§ **Work to complete**
Single out the lines of the material that contain "text" and copy them.

══ Material provided

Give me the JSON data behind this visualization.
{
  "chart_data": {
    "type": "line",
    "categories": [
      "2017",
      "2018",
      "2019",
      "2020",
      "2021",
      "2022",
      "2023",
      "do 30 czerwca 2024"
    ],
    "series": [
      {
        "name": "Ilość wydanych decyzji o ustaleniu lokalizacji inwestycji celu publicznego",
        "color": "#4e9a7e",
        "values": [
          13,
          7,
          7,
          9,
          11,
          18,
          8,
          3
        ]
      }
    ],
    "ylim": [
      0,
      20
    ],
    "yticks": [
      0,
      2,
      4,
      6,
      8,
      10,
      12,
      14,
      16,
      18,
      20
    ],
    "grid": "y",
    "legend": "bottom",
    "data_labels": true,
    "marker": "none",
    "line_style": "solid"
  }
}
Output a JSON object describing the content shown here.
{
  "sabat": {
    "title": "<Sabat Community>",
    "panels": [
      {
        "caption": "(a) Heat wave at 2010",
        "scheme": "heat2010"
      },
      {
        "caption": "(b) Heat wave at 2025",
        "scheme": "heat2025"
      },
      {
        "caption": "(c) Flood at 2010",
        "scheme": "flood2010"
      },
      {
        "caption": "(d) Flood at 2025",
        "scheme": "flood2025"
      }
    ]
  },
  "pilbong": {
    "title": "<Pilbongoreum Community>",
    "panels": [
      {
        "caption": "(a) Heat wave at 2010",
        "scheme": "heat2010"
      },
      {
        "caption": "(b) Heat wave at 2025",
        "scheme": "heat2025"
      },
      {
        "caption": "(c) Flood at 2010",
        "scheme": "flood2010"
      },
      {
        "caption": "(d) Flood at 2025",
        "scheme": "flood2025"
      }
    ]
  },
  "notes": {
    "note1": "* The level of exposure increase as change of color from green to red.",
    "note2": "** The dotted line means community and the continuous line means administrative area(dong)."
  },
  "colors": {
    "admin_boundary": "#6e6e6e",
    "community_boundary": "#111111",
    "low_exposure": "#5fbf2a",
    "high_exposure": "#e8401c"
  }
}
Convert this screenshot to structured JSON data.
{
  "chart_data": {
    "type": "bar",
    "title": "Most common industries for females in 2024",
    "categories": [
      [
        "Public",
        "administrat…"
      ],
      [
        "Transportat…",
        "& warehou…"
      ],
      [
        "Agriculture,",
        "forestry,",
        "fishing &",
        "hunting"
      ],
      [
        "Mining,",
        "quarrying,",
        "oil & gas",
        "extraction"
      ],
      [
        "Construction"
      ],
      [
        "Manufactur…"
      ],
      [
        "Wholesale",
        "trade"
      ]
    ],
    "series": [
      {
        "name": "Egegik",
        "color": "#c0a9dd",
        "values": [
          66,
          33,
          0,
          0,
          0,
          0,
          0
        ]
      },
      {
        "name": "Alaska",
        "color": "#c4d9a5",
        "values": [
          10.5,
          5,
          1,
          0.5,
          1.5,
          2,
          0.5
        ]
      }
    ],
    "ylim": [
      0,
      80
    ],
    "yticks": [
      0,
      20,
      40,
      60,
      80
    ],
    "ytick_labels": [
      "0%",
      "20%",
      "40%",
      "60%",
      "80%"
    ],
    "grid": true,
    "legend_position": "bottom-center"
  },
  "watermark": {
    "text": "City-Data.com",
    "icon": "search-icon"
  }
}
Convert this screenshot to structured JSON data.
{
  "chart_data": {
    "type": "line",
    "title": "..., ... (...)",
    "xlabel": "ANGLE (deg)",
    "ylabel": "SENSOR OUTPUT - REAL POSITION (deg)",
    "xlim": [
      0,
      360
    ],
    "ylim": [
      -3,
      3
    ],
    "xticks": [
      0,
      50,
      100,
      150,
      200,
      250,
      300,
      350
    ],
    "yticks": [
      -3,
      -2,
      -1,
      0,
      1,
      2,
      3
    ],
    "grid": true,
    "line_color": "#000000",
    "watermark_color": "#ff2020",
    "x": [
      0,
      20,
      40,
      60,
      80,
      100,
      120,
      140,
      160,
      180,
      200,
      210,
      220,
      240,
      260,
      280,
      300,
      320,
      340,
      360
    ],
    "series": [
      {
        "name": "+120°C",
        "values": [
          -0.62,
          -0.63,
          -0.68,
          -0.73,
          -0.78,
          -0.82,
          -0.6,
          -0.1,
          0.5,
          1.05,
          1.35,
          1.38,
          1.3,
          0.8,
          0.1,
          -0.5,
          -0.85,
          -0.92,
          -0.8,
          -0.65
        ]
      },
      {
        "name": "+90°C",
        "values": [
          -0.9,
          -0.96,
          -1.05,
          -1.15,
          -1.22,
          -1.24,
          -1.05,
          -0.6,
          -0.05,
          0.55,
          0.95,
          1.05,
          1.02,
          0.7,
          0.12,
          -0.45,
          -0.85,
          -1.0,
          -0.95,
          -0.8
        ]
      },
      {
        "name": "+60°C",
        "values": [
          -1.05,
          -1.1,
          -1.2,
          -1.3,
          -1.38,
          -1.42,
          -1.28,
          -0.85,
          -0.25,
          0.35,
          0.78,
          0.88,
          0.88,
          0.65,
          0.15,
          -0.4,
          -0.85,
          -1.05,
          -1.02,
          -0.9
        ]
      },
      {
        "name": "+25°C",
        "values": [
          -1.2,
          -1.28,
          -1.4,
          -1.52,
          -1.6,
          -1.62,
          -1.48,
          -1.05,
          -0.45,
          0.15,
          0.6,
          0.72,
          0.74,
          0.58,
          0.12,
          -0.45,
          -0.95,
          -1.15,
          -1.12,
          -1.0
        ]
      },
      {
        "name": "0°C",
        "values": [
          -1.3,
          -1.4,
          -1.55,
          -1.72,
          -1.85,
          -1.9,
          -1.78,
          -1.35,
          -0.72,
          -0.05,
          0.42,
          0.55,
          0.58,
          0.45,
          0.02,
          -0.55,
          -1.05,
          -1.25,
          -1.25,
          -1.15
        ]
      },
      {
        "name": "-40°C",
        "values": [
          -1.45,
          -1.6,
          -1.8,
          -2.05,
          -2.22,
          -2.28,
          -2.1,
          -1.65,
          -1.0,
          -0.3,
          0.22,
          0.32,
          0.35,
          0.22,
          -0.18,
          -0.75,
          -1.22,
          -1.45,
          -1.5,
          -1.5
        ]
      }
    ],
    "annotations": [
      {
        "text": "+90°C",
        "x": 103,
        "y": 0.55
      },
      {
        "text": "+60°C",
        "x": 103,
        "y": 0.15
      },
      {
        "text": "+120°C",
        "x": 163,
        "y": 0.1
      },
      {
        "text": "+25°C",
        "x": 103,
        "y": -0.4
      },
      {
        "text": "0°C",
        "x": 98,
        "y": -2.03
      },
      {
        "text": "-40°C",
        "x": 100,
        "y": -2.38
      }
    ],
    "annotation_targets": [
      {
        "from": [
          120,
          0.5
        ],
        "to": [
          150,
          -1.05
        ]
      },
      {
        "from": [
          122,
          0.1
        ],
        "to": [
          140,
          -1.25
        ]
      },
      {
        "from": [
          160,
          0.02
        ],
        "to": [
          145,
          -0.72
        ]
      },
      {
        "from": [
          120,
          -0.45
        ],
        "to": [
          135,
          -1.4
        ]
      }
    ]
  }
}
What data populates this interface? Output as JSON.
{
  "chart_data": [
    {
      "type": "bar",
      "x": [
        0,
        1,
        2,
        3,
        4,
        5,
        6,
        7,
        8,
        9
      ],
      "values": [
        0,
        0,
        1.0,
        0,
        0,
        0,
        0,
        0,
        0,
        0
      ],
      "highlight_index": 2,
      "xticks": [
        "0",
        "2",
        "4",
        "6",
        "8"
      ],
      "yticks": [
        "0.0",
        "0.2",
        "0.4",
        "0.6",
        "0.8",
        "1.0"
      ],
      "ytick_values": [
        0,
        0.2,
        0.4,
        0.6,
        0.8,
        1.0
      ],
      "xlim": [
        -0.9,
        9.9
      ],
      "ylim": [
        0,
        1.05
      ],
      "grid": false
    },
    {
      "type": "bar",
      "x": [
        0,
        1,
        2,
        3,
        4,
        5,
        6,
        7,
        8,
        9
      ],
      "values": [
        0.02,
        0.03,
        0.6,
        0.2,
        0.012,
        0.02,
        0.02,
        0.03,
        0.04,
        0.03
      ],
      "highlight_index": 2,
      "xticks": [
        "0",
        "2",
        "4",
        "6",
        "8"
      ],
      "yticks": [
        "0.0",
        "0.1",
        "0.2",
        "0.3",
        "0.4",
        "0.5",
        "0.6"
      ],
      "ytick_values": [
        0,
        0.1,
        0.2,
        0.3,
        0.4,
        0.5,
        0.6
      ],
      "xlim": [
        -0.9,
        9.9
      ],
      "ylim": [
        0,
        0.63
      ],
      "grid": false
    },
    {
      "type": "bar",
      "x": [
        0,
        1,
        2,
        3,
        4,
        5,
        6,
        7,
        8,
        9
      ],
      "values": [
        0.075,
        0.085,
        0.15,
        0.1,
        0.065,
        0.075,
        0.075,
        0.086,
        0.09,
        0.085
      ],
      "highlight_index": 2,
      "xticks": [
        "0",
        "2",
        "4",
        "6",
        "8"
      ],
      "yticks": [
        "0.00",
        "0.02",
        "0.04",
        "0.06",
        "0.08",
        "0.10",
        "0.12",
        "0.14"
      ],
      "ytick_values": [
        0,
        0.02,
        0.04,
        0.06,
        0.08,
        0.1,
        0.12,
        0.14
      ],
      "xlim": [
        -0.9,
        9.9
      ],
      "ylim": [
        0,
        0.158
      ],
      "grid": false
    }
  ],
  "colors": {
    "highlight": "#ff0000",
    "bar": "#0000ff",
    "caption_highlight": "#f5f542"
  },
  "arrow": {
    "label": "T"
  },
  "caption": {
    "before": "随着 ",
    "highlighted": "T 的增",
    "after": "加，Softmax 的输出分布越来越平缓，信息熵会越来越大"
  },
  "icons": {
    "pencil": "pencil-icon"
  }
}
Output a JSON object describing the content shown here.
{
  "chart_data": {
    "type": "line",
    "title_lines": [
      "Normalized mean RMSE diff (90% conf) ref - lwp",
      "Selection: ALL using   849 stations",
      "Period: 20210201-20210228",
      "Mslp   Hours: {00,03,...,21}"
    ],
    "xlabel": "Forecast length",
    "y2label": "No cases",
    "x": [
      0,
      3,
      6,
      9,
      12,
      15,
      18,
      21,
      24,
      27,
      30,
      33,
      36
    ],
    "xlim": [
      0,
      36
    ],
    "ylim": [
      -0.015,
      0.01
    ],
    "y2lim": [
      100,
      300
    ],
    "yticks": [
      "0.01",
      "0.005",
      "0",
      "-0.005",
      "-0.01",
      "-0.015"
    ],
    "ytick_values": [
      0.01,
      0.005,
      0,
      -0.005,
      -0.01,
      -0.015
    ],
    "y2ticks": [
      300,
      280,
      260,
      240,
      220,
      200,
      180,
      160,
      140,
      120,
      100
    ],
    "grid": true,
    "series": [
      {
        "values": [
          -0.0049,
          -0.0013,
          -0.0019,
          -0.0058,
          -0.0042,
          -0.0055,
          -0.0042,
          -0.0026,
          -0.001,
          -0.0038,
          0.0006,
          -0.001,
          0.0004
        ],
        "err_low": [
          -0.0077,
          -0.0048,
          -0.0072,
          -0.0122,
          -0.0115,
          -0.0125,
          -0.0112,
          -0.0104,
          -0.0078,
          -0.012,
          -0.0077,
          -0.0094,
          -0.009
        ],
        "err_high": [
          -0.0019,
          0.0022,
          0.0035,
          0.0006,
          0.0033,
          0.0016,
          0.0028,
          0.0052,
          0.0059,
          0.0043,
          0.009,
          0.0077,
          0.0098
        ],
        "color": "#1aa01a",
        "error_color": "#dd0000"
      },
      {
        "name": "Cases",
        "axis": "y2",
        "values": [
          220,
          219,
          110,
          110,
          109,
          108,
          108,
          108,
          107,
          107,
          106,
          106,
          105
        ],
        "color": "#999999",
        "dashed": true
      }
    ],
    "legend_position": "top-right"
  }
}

════

§ **Solution for this exercise**
    "text": "City-Data.com",
        "text": "+90°C",
        "text": "+60°C",
        "text": "+120°C",
        "text": "+25°C",
        "text": "0°C",
        "text": "-40°C",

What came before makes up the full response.